══ RECORDED DATA ══

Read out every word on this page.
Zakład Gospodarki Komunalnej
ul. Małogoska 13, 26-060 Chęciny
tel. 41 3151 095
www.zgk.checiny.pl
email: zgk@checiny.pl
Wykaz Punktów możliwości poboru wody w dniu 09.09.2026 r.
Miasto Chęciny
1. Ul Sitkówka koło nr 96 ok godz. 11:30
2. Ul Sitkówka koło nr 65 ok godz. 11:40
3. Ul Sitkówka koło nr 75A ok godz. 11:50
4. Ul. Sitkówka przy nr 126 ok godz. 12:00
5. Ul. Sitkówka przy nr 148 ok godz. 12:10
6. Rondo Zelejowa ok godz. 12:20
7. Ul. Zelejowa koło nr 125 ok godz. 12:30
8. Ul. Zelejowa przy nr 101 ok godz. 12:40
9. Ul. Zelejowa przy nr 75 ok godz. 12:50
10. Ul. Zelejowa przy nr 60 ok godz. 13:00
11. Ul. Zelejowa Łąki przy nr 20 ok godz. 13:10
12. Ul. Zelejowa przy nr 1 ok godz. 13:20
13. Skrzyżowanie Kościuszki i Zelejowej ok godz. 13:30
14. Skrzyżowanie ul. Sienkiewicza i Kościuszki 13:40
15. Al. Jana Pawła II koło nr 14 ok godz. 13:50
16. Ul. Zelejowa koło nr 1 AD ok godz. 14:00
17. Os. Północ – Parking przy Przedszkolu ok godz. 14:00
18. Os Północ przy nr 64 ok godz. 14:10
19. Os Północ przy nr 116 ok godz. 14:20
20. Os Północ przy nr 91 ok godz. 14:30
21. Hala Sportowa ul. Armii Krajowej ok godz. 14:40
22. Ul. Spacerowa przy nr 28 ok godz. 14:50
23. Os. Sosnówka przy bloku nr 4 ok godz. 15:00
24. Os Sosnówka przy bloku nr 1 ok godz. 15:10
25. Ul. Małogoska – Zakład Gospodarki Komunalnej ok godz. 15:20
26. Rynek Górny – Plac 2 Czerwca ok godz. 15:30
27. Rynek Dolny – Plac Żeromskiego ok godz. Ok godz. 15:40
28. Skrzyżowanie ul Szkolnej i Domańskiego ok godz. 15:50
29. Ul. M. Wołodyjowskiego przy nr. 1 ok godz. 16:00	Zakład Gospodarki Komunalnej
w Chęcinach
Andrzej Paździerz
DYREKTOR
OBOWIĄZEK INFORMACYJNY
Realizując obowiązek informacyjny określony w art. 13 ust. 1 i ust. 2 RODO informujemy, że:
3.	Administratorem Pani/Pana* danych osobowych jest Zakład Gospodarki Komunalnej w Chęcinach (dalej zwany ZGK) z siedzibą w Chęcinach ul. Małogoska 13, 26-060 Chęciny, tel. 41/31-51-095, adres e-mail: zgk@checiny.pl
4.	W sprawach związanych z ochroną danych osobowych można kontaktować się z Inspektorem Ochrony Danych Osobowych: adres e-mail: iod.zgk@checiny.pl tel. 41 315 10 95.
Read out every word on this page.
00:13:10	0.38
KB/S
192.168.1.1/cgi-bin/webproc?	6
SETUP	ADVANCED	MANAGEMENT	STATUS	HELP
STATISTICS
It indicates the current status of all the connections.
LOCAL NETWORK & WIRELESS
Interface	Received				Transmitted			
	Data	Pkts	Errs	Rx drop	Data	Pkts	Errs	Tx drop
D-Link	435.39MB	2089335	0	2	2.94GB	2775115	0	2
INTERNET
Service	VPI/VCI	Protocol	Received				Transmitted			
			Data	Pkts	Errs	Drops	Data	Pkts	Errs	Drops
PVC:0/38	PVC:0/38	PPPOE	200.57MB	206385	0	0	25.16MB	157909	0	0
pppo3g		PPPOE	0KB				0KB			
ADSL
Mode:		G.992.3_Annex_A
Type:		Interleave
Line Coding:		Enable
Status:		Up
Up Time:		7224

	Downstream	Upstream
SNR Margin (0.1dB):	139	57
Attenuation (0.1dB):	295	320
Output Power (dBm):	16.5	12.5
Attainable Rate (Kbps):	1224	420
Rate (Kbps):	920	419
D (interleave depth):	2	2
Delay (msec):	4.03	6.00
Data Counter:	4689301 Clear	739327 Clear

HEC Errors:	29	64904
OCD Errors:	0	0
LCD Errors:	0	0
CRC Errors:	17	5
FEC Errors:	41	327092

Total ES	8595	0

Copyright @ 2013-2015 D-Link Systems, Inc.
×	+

═══

- _GIVEN INSTRUCTION_
Copy out all of the records shown above exactly.

- _SOLUTION TO THIS PROBLEM_
Read out every word on this page.
Zakład Gospodarki Komunalnej
ul. Małogoska 13, 26-060 Chęciny
tel. 41 3151 095
www.zgk.checiny.pl
email: zgk@checiny.pl
Wykaz Punktów możliwości poboru wody w dniu 09.09.2026 r.
Miasto Chęciny
1. Ul Sitkówka koło nr 96 ok godz. 11:30
2. Ul Sitkówka koło nr 65 ok godz. 11:40
3. Ul Sitkówka koło nr 75A ok godz. 11:50
4. Ul. Sitkówka przy nr 126 ok godz. 12:00
5. Ul. Sitkówka przy nr 148 ok godz. 12:10
6. Rondo Zelejowa ok godz. 12:20
7. Ul. Zelejowa koło nr 125 ok godz. 12:30
8. Ul. Zelejowa przy nr 101 ok godz. 12:40
9. Ul. Zelejowa przy nr 75 ok godz. 12:50
10. Ul. Zelejowa przy nr 60 ok godz. 13:00
11. Ul. Zelejowa Łąki przy nr 20 ok godz. 13:10
12. Ul. Zelejowa przy nr 1 ok godz. 13:20
13. Skrzyżowanie Kościuszki i Zelejowej ok godz. 13:30
14. Skrzyżowanie ul. Sienkiewicza i Kościuszki 13:40
15. Al. Jana Pawła II koło nr 14 ok godz. 13:50
16. Ul. Zelejowa koło nr 1 AD ok godz. 14:00
17. Os. Północ – Parking przy Przedszkolu ok godz. 14:00
18. Os Północ przy nr 64 ok godz. 14:10
19. Os Północ przy nr 116 ok godz. 14:20
20. Os Północ przy nr 91 ok godz. 14:30
21. Hala Sportowa ul. Armii Krajowej ok godz. 14:40
22. Ul. Spacerowa przy nr 28 ok godz. 14:50
23. Os. Sosnówka przy bloku nr 4 ok godz. 15:00
24. Os Sosnówka przy bloku nr 1 ok godz. 15:10
25. Ul. Małogoska – Zakład Gospodarki Komunalnej ok godz. 15:20
26. Rynek Górny – Plac 2 Czerwca ok godz. 15:30
27. Rynek Dolny – Plac Żeromskiego ok godz. Ok godz. 15:40
28. Skrzyżowanie ul Szkolnej i Domańskiego ok godz. 15:50
29. Ul. M. Wołodyjowskiego przy nr. 1 ok godz. 16:00	Zakład Gospodarki Komunalnej
w Chęcinach
Andrzej Paździerz
DYREKTOR
OBOWIĄZEK INFORMACYJNY
Realizując obowiązek informacyjny określony w art. 13 ust. 1 i ust. 2 RODO informujemy, że:
3.	Administratorem Pani/Pana* danych osobowych jest Zakład Gospodarki Komunalnej w Chęcinach (dalej zwany ZGK) z siedzibą w Chęcinach ul. Małogoska 13, 26-060 Chęciny, tel. 41/31-51-095, adres e-mail: zgk@checiny.pl
4.	W sprawach związanych z ochroną danych osobowych można kontaktować się z Inspektorem Ochrony Danych Osobowych: adres e-mail: iod.zgk@checiny.pl tel. 41 315 10 95.
Read out every word on this page.
00:13:10	0.38
KB/S
192.168.1.1/cgi-bin/webproc?	6
SETUP	ADVANCED	MANAGEMENT	STATUS	HELP
STATISTICS
It indicates the current status of all the connections.
LOCAL NETWORK & WIRELESS
Interface	Received				Transmitted			
	Data	Pkts	Errs	Rx drop	Data	Pkts	Errs	Tx drop
D-Link	435.39MB	2089335	0	2	2.94GB	2775115	0	2
INTERNET
Service	VPI/VCI	Protocol	Received				Transmitted			
			Data	Pkts	Errs	Drops	Data	Pkts	Errs	Drops
PVC:0/38	PVC:0/38	PPPOE	200.57MB	206385	0	0	25.16MB	157909	0	0
pppo3g		PPPOE	0KB				0KB			
ADSL
Mode:		G.992.3_Annex_A
Type:		Interleave
Line Coding:		Enable
Status:		Up
Up Time:		7224

	Downstream	Upstream
SNR Margin (0.1dB):	139	57
Attenuation (0.1dB):	295	320
Output Power (dBm):	16.5	12.5
Attainable Rate (Kbps):	1224	420
Rate (Kbps):	920	419
D (interleave depth):	2	2
Delay (msec):	4.03	6.00
Data Counter:	4689301 Clear	739327 Clear

HEC Errors:	29	64904
OCD Errors:	0	0
LCD Errors:	0	0
CRC Errors:	17	5
FEC Errors:	41	327092

Total ES	8595	0

Copyright @ 2013-2015 D-Link Systems, Inc.
×	+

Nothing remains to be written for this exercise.